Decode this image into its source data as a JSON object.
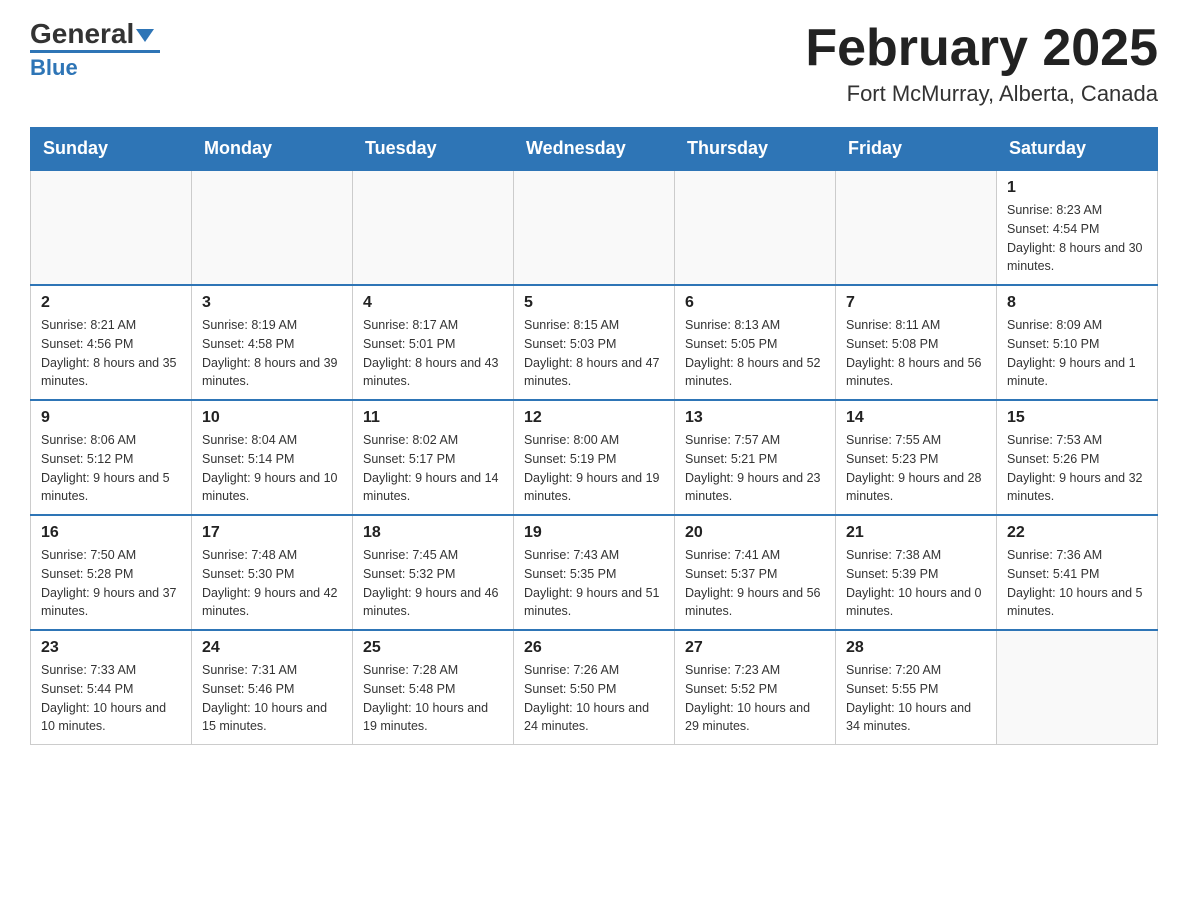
{
  "header": {
    "logo_main": "General",
    "logo_sub": "Blue",
    "month_title": "February 2025",
    "location": "Fort McMurray, Alberta, Canada"
  },
  "days_of_week": [
    "Sunday",
    "Monday",
    "Tuesday",
    "Wednesday",
    "Thursday",
    "Friday",
    "Saturday"
  ],
  "weeks": [
    [
      {
        "day": "",
        "info": ""
      },
      {
        "day": "",
        "info": ""
      },
      {
        "day": "",
        "info": ""
      },
      {
        "day": "",
        "info": ""
      },
      {
        "day": "",
        "info": ""
      },
      {
        "day": "",
        "info": ""
      },
      {
        "day": "1",
        "info": "Sunrise: 8:23 AM\nSunset: 4:54 PM\nDaylight: 8 hours and 30 minutes."
      }
    ],
    [
      {
        "day": "2",
        "info": "Sunrise: 8:21 AM\nSunset: 4:56 PM\nDaylight: 8 hours and 35 minutes."
      },
      {
        "day": "3",
        "info": "Sunrise: 8:19 AM\nSunset: 4:58 PM\nDaylight: 8 hours and 39 minutes."
      },
      {
        "day": "4",
        "info": "Sunrise: 8:17 AM\nSunset: 5:01 PM\nDaylight: 8 hours and 43 minutes."
      },
      {
        "day": "5",
        "info": "Sunrise: 8:15 AM\nSunset: 5:03 PM\nDaylight: 8 hours and 47 minutes."
      },
      {
        "day": "6",
        "info": "Sunrise: 8:13 AM\nSunset: 5:05 PM\nDaylight: 8 hours and 52 minutes."
      },
      {
        "day": "7",
        "info": "Sunrise: 8:11 AM\nSunset: 5:08 PM\nDaylight: 8 hours and 56 minutes."
      },
      {
        "day": "8",
        "info": "Sunrise: 8:09 AM\nSunset: 5:10 PM\nDaylight: 9 hours and 1 minute."
      }
    ],
    [
      {
        "day": "9",
        "info": "Sunrise: 8:06 AM\nSunset: 5:12 PM\nDaylight: 9 hours and 5 minutes."
      },
      {
        "day": "10",
        "info": "Sunrise: 8:04 AM\nSunset: 5:14 PM\nDaylight: 9 hours and 10 minutes."
      },
      {
        "day": "11",
        "info": "Sunrise: 8:02 AM\nSunset: 5:17 PM\nDaylight: 9 hours and 14 minutes."
      },
      {
        "day": "12",
        "info": "Sunrise: 8:00 AM\nSunset: 5:19 PM\nDaylight: 9 hours and 19 minutes."
      },
      {
        "day": "13",
        "info": "Sunrise: 7:57 AM\nSunset: 5:21 PM\nDaylight: 9 hours and 23 minutes."
      },
      {
        "day": "14",
        "info": "Sunrise: 7:55 AM\nSunset: 5:23 PM\nDaylight: 9 hours and 28 minutes."
      },
      {
        "day": "15",
        "info": "Sunrise: 7:53 AM\nSunset: 5:26 PM\nDaylight: 9 hours and 32 minutes."
      }
    ],
    [
      {
        "day": "16",
        "info": "Sunrise: 7:50 AM\nSunset: 5:28 PM\nDaylight: 9 hours and 37 minutes."
      },
      {
        "day": "17",
        "info": "Sunrise: 7:48 AM\nSunset: 5:30 PM\nDaylight: 9 hours and 42 minutes."
      },
      {
        "day": "18",
        "info": "Sunrise: 7:45 AM\nSunset: 5:32 PM\nDaylight: 9 hours and 46 minutes."
      },
      {
        "day": "19",
        "info": "Sunrise: 7:43 AM\nSunset: 5:35 PM\nDaylight: 9 hours and 51 minutes."
      },
      {
        "day": "20",
        "info": "Sunrise: 7:41 AM\nSunset: 5:37 PM\nDaylight: 9 hours and 56 minutes."
      },
      {
        "day": "21",
        "info": "Sunrise: 7:38 AM\nSunset: 5:39 PM\nDaylight: 10 hours and 0 minutes."
      },
      {
        "day": "22",
        "info": "Sunrise: 7:36 AM\nSunset: 5:41 PM\nDaylight: 10 hours and 5 minutes."
      }
    ],
    [
      {
        "day": "23",
        "info": "Sunrise: 7:33 AM\nSunset: 5:44 PM\nDaylight: 10 hours and 10 minutes."
      },
      {
        "day": "24",
        "info": "Sunrise: 7:31 AM\nSunset: 5:46 PM\nDaylight: 10 hours and 15 minutes."
      },
      {
        "day": "25",
        "info": "Sunrise: 7:28 AM\nSunset: 5:48 PM\nDaylight: 10 hours and 19 minutes."
      },
      {
        "day": "26",
        "info": "Sunrise: 7:26 AM\nSunset: 5:50 PM\nDaylight: 10 hours and 24 minutes."
      },
      {
        "day": "27",
        "info": "Sunrise: 7:23 AM\nSunset: 5:52 PM\nDaylight: 10 hours and 29 minutes."
      },
      {
        "day": "28",
        "info": "Sunrise: 7:20 AM\nSunset: 5:55 PM\nDaylight: 10 hours and 34 minutes."
      },
      {
        "day": "",
        "info": ""
      }
    ]
  ]
}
▬▬▬▬▬▬
## Required task
From the entries above, output every line exactly and omit any image.

## Solution
Decode this image into its source data as a JSON object.
{
  "header": {
    "logo_main": "General",
    "logo_sub": "Blue",
    "month_title": "February 2025",
    "location": "Fort McMurray, Alberta, Canada"
  },
  "days_of_week": [
    "Sunday",
    "Monday",
    "Tuesday",
    "Wednesday",
    "Thursday",
    "Friday",
    "Saturday"
  ],
  "weeks": [
    [
      {
        "day": "",
        "info": ""
      },
      {
        "day": "",
        "info": ""
      },
      {
        "day": "",
        "info": ""
      },
      {
        "day": "",
        "info": ""
      },
      {
        "day": "",
        "info": ""
      },
      {
        "day": "",
        "info": ""
      },
      {
        "day": "1",
        "info": "Sunrise: 8:23 AM\nSunset: 4:54 PM\nDaylight: 8 hours and 30 minutes."
      }
    ],
    [
      {
        "day": "2",
        "info": "Sunrise: 8:21 AM\nSunset: 4:56 PM\nDaylight: 8 hours and 35 minutes."
      },
      {
        "day": "3",
        "info": "Sunrise: 8:19 AM\nSunset: 4:58 PM\nDaylight: 8 hours and 39 minutes."
      },
      {
        "day": "4",
        "info": "Sunrise: 8:17 AM\nSunset: 5:01 PM\nDaylight: 8 hours and 43 minutes."
      },
      {
        "day": "5",
        "info": "Sunrise: 8:15 AM\nSunset: 5:03 PM\nDaylight: 8 hours and 47 minutes."
      },
      {
        "day": "6",
        "info": "Sunrise: 8:13 AM\nSunset: 5:05 PM\nDaylight: 8 hours and 52 minutes."
      },
      {
        "day": "7",
        "info": "Sunrise: 8:11 AM\nSunset: 5:08 PM\nDaylight: 8 hours and 56 minutes."
      },
      {
        "day": "8",
        "info": "Sunrise: 8:09 AM\nSunset: 5:10 PM\nDaylight: 9 hours and 1 minute."
      }
    ],
    [
      {
        "day": "9",
        "info": "Sunrise: 8:06 AM\nSunset: 5:12 PM\nDaylight: 9 hours and 5 minutes."
      },
      {
        "day": "10",
        "info": "Sunrise: 8:04 AM\nSunset: 5:14 PM\nDaylight: 9 hours and 10 minutes."
      },
      {
        "day": "11",
        "info": "Sunrise: 8:02 AM\nSunset: 5:17 PM\nDaylight: 9 hours and 14 minutes."
      },
      {
        "day": "12",
        "info": "Sunrise: 8:00 AM\nSunset: 5:19 PM\nDaylight: 9 hours and 19 minutes."
      },
      {
        "day": "13",
        "info": "Sunrise: 7:57 AM\nSunset: 5:21 PM\nDaylight: 9 hours and 23 minutes."
      },
      {
        "day": "14",
        "info": "Sunrise: 7:55 AM\nSunset: 5:23 PM\nDaylight: 9 hours and 28 minutes."
      },
      {
        "day": "15",
        "info": "Sunrise: 7:53 AM\nSunset: 5:26 PM\nDaylight: 9 hours and 32 minutes."
      }
    ],
    [
      {
        "day": "16",
        "info": "Sunrise: 7:50 AM\nSunset: 5:28 PM\nDaylight: 9 hours and 37 minutes."
      },
      {
        "day": "17",
        "info": "Sunrise: 7:48 AM\nSunset: 5:30 PM\nDaylight: 9 hours and 42 minutes."
      },
      {
        "day": "18",
        "info": "Sunrise: 7:45 AM\nSunset: 5:32 PM\nDaylight: 9 hours and 46 minutes."
      },
      {
        "day": "19",
        "info": "Sunrise: 7:43 AM\nSunset: 5:35 PM\nDaylight: 9 hours and 51 minutes."
      },
      {
        "day": "20",
        "info": "Sunrise: 7:41 AM\nSunset: 5:37 PM\nDaylight: 9 hours and 56 minutes."
      },
      {
        "day": "21",
        "info": "Sunrise: 7:38 AM\nSunset: 5:39 PM\nDaylight: 10 hours and 0 minutes."
      },
      {
        "day": "22",
        "info": "Sunrise: 7:36 AM\nSunset: 5:41 PM\nDaylight: 10 hours and 5 minutes."
      }
    ],
    [
      {
        "day": "23",
        "info": "Sunrise: 7:33 AM\nSunset: 5:44 PM\nDaylight: 10 hours and 10 minutes."
      },
      {
        "day": "24",
        "info": "Sunrise: 7:31 AM\nSunset: 5:46 PM\nDaylight: 10 hours and 15 minutes."
      },
      {
        "day": "25",
        "info": "Sunrise: 7:28 AM\nSunset: 5:48 PM\nDaylight: 10 hours and 19 minutes."
      },
      {
        "day": "26",
        "info": "Sunrise: 7:26 AM\nSunset: 5:50 PM\nDaylight: 10 hours and 24 minutes."
      },
      {
        "day": "27",
        "info": "Sunrise: 7:23 AM\nSunset: 5:52 PM\nDaylight: 10 hours and 29 minutes."
      },
      {
        "day": "28",
        "info": "Sunrise: 7:20 AM\nSunset: 5:55 PM\nDaylight: 10 hours and 34 minutes."
      },
      {
        "day": "",
        "info": ""
      }
    ]
  ]
}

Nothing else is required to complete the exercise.